#### [WHAT NEEDS TO BE DONE]
Show all lines of the listing that hold the word "this".

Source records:
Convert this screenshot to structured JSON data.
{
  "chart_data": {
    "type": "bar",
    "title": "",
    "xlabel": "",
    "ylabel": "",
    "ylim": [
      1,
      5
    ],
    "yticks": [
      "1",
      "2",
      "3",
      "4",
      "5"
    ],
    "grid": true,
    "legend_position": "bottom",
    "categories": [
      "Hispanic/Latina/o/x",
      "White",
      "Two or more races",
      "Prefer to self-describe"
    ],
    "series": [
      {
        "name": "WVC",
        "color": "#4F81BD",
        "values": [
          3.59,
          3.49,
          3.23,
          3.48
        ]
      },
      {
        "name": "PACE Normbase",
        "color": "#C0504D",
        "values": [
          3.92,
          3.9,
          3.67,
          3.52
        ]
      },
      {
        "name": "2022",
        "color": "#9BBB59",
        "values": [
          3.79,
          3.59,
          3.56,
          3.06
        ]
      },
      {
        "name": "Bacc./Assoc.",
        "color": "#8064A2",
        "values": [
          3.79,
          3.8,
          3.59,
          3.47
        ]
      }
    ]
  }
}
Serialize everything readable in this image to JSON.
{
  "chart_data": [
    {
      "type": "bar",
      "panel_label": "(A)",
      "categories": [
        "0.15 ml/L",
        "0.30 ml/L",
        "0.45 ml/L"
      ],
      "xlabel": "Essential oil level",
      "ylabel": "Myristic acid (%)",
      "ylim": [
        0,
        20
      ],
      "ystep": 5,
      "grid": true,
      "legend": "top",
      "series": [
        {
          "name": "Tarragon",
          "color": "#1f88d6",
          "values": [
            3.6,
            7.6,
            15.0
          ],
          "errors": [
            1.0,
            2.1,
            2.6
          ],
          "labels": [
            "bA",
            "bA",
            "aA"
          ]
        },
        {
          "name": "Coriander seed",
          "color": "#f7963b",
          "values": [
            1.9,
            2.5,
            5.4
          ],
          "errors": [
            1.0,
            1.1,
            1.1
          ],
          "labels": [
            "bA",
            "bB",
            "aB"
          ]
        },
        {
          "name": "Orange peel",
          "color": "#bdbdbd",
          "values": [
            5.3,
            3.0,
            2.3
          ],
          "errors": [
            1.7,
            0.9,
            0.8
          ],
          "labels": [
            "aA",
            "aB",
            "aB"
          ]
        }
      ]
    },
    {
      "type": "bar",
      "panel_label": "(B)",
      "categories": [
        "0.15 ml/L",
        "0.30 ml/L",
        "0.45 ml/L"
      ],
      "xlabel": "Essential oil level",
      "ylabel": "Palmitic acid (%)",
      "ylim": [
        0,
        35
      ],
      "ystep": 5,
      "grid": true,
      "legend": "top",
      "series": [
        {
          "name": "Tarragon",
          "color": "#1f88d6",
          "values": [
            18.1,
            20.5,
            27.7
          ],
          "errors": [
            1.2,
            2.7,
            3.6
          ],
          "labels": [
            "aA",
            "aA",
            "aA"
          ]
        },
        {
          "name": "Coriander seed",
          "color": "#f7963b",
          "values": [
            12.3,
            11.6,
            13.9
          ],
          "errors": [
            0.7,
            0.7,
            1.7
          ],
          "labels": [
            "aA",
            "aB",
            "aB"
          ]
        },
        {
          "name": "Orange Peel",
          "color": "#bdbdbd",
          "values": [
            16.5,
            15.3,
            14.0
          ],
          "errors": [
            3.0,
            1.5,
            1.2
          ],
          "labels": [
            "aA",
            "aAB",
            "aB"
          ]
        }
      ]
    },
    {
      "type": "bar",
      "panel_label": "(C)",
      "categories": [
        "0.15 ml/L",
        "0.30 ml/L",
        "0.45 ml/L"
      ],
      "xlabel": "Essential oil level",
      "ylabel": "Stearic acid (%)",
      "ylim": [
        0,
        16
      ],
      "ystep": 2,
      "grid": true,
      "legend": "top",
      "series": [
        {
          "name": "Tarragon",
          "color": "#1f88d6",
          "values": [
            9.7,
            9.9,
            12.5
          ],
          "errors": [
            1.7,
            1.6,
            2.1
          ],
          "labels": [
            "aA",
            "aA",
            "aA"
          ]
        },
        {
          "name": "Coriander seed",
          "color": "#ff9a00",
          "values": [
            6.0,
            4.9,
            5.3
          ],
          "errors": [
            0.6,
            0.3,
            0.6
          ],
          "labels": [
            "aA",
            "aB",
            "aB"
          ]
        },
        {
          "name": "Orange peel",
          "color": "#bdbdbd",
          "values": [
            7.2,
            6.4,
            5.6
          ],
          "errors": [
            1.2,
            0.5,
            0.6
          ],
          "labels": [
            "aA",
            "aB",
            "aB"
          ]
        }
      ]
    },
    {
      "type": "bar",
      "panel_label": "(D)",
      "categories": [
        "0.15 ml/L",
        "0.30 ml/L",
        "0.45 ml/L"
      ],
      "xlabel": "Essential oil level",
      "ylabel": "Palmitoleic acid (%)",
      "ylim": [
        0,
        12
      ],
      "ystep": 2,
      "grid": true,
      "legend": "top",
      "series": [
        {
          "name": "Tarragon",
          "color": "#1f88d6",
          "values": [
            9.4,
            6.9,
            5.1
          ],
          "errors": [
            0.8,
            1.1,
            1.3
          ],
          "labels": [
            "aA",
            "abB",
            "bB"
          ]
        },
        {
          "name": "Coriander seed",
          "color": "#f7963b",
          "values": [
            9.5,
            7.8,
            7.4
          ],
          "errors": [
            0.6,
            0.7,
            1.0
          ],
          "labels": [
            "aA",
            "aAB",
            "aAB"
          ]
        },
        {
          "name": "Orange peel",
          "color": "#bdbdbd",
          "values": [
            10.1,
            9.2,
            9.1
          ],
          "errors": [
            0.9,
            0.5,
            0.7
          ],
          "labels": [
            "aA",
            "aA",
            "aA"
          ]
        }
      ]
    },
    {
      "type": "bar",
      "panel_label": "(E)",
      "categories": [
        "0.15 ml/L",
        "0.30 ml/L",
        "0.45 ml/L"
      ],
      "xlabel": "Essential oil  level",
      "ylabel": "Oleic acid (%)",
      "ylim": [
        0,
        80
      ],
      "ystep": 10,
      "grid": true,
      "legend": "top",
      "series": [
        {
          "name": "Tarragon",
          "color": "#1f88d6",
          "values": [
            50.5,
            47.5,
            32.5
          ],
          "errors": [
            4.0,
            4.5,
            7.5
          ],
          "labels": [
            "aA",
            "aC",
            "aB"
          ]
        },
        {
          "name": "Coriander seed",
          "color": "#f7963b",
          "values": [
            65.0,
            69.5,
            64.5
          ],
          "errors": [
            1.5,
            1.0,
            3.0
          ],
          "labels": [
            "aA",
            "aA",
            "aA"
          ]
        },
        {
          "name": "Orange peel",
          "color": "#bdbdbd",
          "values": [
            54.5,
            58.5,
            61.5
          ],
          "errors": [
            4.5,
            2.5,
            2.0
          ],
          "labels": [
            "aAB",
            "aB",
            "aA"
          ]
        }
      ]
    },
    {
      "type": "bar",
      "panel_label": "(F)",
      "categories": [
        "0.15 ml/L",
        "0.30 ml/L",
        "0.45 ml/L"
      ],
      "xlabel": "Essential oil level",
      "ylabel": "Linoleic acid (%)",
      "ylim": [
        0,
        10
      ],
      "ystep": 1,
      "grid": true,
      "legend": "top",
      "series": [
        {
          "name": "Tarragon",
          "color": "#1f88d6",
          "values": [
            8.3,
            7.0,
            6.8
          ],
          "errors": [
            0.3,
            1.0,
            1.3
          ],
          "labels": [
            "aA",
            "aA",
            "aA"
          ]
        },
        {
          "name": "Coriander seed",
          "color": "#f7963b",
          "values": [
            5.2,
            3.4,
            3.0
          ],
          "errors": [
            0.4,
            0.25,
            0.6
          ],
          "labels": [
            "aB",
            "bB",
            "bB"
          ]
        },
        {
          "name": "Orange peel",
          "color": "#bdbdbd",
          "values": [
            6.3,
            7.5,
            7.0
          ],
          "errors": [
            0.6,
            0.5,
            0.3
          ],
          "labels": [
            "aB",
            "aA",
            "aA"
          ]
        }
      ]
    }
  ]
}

#### [RESPONSE]
Convert this screenshot to structured JSON data.
Serialize everything readable in this image to JSON.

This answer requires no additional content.